**The request**. Please reproduce every record, keeping each one exactly as written.
>> start Exercise inputs
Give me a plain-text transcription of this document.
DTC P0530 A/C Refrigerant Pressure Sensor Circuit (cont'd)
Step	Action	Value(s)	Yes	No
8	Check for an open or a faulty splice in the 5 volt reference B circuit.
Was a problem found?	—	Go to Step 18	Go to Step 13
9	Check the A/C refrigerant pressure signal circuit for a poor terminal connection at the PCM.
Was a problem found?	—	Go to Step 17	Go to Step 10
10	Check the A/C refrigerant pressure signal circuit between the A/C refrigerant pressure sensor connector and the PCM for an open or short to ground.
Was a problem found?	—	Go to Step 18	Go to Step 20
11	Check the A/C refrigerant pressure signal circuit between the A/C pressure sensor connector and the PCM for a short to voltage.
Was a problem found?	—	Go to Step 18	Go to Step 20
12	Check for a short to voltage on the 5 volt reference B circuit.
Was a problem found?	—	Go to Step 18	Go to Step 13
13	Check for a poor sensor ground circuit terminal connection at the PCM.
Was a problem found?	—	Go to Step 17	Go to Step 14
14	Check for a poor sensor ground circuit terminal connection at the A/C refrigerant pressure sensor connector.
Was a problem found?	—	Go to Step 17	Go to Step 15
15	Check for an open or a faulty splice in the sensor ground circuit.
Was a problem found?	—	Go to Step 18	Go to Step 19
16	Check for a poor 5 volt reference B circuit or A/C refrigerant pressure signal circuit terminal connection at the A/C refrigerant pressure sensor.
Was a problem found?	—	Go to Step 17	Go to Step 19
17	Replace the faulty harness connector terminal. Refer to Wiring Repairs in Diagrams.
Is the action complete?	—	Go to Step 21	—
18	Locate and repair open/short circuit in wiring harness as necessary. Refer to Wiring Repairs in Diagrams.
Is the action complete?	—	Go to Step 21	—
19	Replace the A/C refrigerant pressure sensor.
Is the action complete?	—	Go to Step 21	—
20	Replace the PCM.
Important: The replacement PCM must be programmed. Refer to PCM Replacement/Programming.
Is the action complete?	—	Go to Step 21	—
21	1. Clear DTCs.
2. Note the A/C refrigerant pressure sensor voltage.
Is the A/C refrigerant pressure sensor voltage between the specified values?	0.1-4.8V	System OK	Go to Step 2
>> end Exercise inputs
**Written solution**.
Give me a plain-text transcription of this document.
DTC P0530 A/C Refrigerant Pressure Sensor Circuit (cont'd)
Step	Action	Value(s)	Yes	No
8	Check for an open or a faulty splice in the 5 volt reference B circuit.
Was a problem found?	—	Go to Step 18	Go to Step 13
9	Check the A/C refrigerant pressure signal circuit for a poor terminal connection at the PCM.
Was a problem found?	—	Go to Step 17	Go to Step 10
10	Check the A/C refrigerant pressure signal circuit between the A/C refrigerant pressure sensor connector and the PCM for an open or short to ground.
Was a problem found?	—	Go to Step 18	Go to Step 20
11	Check the A/C refrigerant pressure signal circuit between the A/C pressure sensor connector and the PCM for a short to voltage.
Was a problem found?	—	Go to Step 18	Go to Step 20
12	Check for a short to voltage on the 5 volt reference B circuit.
Was a problem found?	—	Go to Step 18	Go to Step 13
13	Check for a poor sensor ground circuit terminal connection at the PCM.
Was a problem found?	—	Go to Step 17	Go to Step 14
14	Check for a poor sensor ground circuit terminal connection at the A/C refrigerant pressure sensor connector.
Was a problem found?	—	Go to Step 17	Go to Step 15
15	Check for an open or a faulty splice in the sensor ground circuit.
Was a problem found?	—	Go to Step 18	Go to Step 19
16	Check for a poor 5 volt reference B circuit or A/C refrigerant pressure signal circuit terminal connection at the A/C refrigerant pressure sensor.
Was a problem found?	—	Go to Step 17	Go to Step 19
17	Replace the faulty harness connector terminal. Refer to Wiring Repairs in Diagrams.
Is the action complete?	—	Go to Step 21	—
18	Locate and repair open/short circuit in wiring harness as necessary. Refer to Wiring Repairs in Diagrams.
Is the action complete?	—	Go to Step 21	—
19	Replace the A/C refrigerant pressure sensor.
Is the action complete?	—	Go to Step 21	—
20	Replace the PCM.
Important: The replacement PCM must be programmed. Refer to PCM Replacement/Programming.
Is the action complete?	—	Go to Step 21	—
21	1. Clear DTCs.
2. Note the A/C refrigerant pressure sensor voltage.
Is the A/C refrigerant pressure sensor voltage between the specified values?	0.1-4.8V	System OK	Go to Step 2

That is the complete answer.